▶ **EXTRACT TO READ**:
The thread has somewhat been branched for the RAM requirements. Any useful 
comments on the #2-#4? I can probably summarize this by running over all 
compute nodes with scontrol show host, but that may not be too efficient...

On 25.04.2013, at 17:28, Mario Kadastik <[email protected]> wrote:

> 
> Hi,
> 
> I'm trying to get an overview of the state of the cluster. What I'd really 
> like to know is for example:
> 
> 1) compute nodes online 
> 2) compute cores online
> 3) compute cores allocated
> 4) distribution of job sizes currently running (and queued possibly)
> 5) list of nodes that are down/draining and reason
> 
> out of those #1 and #5 can be gotten from sinfo command with sinfo -Nle -p 
> main, which shows nodes and their states with reasons.

▶ **DATA SHOWN**:
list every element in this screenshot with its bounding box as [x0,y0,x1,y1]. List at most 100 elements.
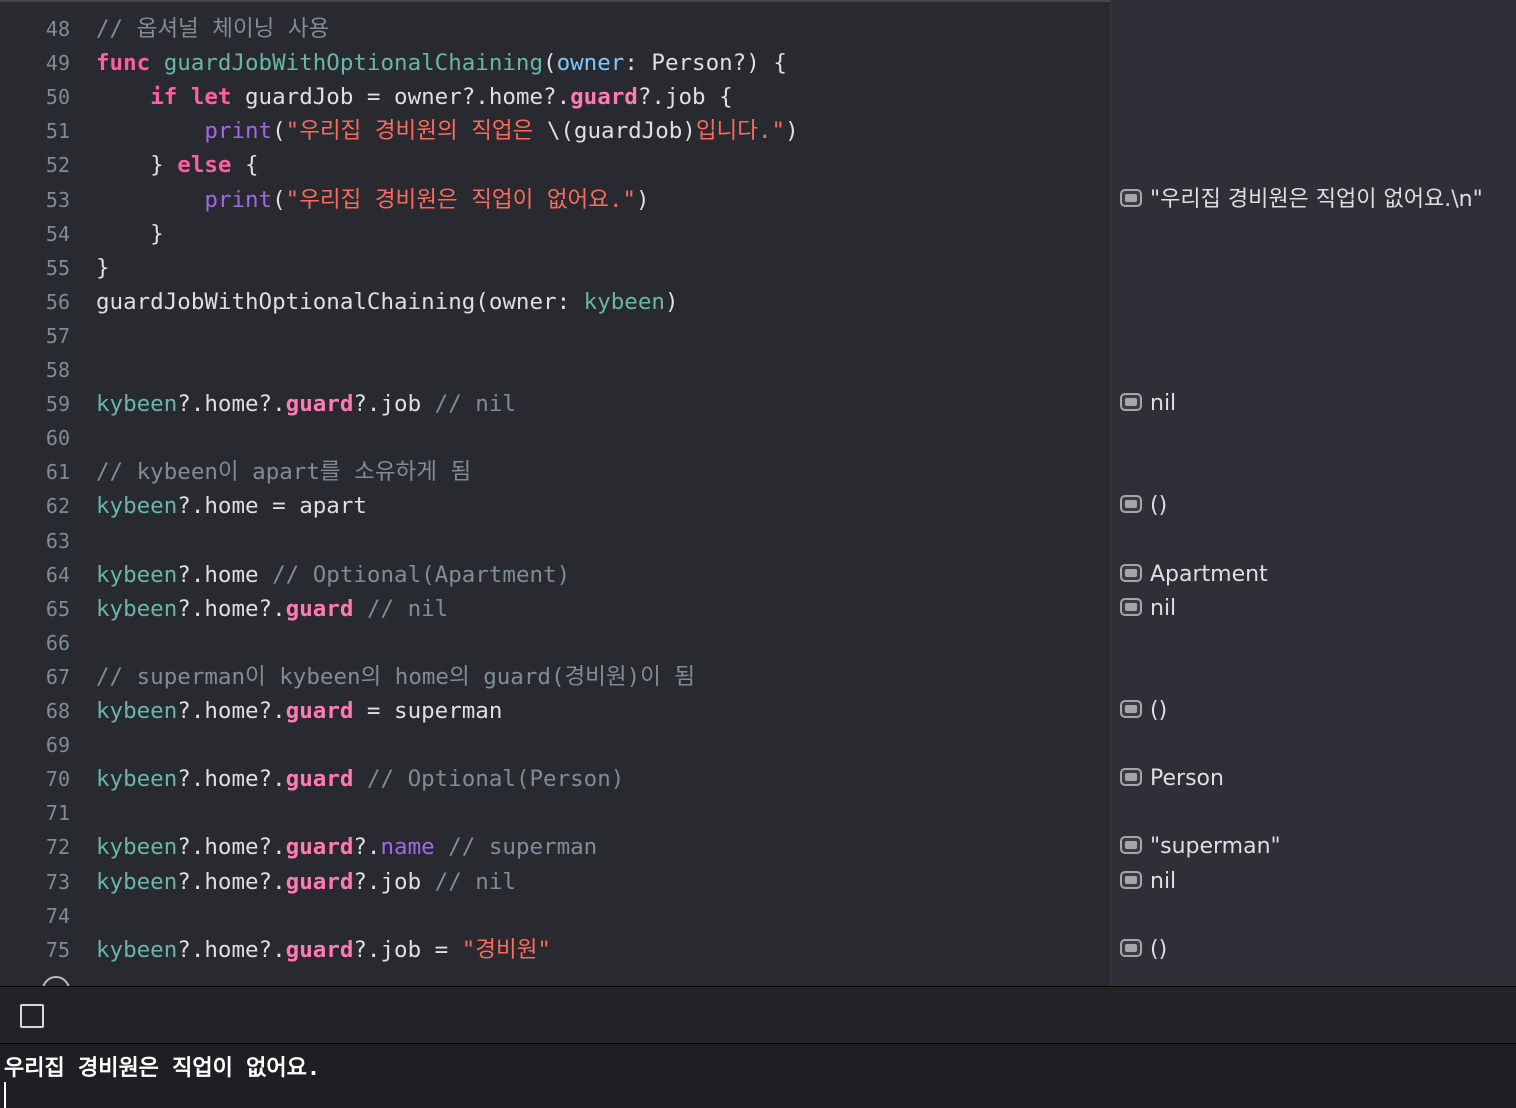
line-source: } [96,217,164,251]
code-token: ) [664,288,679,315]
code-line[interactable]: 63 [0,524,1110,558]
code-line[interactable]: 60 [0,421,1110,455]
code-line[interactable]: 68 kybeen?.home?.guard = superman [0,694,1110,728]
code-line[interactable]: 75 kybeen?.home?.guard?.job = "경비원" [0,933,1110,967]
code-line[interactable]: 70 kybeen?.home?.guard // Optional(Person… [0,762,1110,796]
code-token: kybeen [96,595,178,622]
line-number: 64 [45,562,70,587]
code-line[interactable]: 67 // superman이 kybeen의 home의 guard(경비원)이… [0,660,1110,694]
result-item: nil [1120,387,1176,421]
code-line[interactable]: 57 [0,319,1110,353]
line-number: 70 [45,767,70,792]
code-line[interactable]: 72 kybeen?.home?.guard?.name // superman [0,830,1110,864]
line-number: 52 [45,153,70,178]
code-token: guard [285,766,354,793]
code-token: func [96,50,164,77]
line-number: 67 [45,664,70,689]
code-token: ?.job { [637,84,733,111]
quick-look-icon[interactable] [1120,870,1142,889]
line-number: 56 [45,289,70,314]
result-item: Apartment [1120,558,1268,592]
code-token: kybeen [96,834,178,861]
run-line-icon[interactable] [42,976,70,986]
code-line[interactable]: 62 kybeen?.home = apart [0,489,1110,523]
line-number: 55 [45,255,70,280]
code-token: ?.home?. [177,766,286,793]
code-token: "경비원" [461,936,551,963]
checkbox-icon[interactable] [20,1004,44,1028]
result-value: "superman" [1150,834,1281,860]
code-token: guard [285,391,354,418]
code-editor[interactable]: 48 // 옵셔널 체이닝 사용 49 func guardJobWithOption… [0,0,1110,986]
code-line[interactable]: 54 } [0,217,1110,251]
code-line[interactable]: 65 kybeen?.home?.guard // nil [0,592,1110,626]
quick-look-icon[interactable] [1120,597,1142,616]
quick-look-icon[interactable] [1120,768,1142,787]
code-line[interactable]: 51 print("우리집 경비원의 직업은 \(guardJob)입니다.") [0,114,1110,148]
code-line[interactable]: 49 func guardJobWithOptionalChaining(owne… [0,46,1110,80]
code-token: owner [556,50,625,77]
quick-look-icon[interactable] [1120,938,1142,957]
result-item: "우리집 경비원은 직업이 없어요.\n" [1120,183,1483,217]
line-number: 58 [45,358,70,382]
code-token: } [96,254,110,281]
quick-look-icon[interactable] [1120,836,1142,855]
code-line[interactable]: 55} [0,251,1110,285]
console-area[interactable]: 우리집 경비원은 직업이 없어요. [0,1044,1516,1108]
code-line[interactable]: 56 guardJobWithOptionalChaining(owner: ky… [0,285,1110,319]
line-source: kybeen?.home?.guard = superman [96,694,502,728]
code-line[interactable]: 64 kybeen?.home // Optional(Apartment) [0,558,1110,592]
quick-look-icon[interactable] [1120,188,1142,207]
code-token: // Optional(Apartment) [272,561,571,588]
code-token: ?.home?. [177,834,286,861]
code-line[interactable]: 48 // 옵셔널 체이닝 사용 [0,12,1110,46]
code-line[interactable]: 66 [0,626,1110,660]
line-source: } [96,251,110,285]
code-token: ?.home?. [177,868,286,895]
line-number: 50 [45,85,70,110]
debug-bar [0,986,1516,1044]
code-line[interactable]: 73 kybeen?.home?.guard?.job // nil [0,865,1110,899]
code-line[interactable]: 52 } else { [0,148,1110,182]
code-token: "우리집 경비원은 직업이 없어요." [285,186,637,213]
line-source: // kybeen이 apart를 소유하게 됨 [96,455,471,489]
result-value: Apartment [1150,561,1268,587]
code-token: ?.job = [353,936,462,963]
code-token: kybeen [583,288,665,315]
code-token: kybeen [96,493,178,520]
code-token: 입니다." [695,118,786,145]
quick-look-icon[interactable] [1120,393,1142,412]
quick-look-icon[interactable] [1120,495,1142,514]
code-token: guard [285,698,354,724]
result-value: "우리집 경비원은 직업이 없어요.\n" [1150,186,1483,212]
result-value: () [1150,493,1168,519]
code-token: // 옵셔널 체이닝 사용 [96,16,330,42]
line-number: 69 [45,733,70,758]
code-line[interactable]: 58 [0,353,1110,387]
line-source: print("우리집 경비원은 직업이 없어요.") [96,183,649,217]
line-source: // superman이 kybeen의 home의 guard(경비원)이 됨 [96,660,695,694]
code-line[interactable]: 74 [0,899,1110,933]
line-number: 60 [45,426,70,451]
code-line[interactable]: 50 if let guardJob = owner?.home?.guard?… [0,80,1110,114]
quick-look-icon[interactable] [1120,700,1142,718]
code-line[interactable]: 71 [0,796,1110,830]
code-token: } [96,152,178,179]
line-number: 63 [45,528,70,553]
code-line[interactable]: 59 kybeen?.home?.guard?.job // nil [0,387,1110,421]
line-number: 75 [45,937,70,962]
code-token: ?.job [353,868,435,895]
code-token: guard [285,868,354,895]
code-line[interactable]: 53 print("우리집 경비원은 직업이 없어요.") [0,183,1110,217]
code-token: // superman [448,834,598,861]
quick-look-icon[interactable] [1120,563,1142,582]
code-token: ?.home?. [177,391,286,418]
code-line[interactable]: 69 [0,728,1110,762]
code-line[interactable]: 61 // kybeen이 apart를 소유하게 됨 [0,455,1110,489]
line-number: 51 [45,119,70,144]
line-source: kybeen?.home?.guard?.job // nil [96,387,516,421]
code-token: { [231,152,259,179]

...

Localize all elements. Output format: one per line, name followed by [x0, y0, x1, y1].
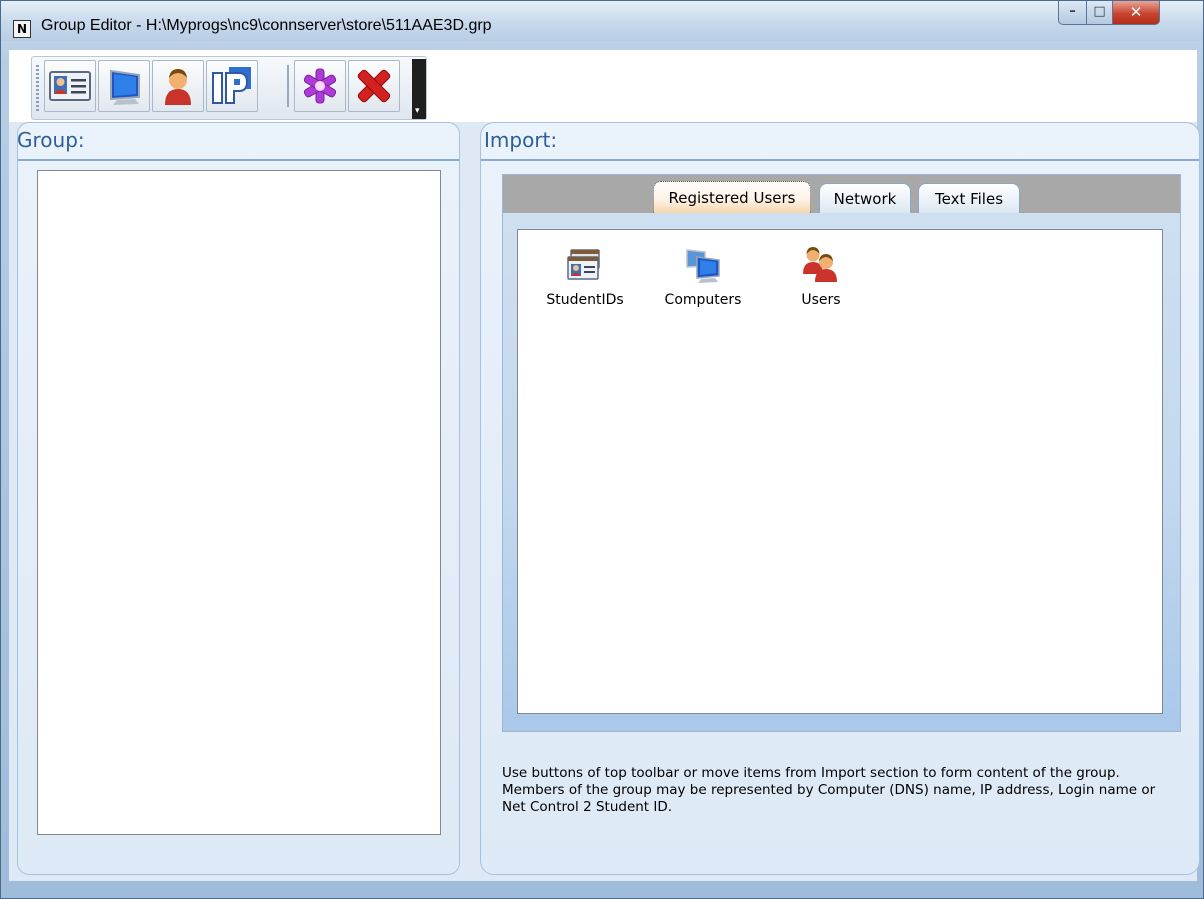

▶ **WRITTEN REQUEST 1**: Could you change the cluster-status message, beginning at the words "On 25.04.2013, at" and stopping after "(and queued possibly)", so that "cores" becomes "CPUs"?
▶ **WRITTEN REQUEST 2**: Which lines of the records contain the string "guardJobWithOptionalChaining"? Pull out each of them in full.
The cluster-status message and the records are separate material with no connection.

▶ **FINAL RESULT 1**:
On 25.04.2013, at 17:28, Mario Kadastik <[email protected]> wrote:

> 
> Hi,
> 
> I'm trying to get an overview of the state of the cluster. What I'd really 
> like to know is for example:
> 
> 1) compute nodes online 
> 2) compute CPUs online
> 3) compute CPUs allocated
> 4) distribution of job sizes currently running (and queued possibly)

▶ **FINAL RESULT 2**:
code-line[interactable]: 49 func guardJobWithOptionalChaining(owne… [0,46,1110,80]
code-line[interactable]: 56 guardJobWithOptionalChaining(owner: ky… [0,285,1110,319]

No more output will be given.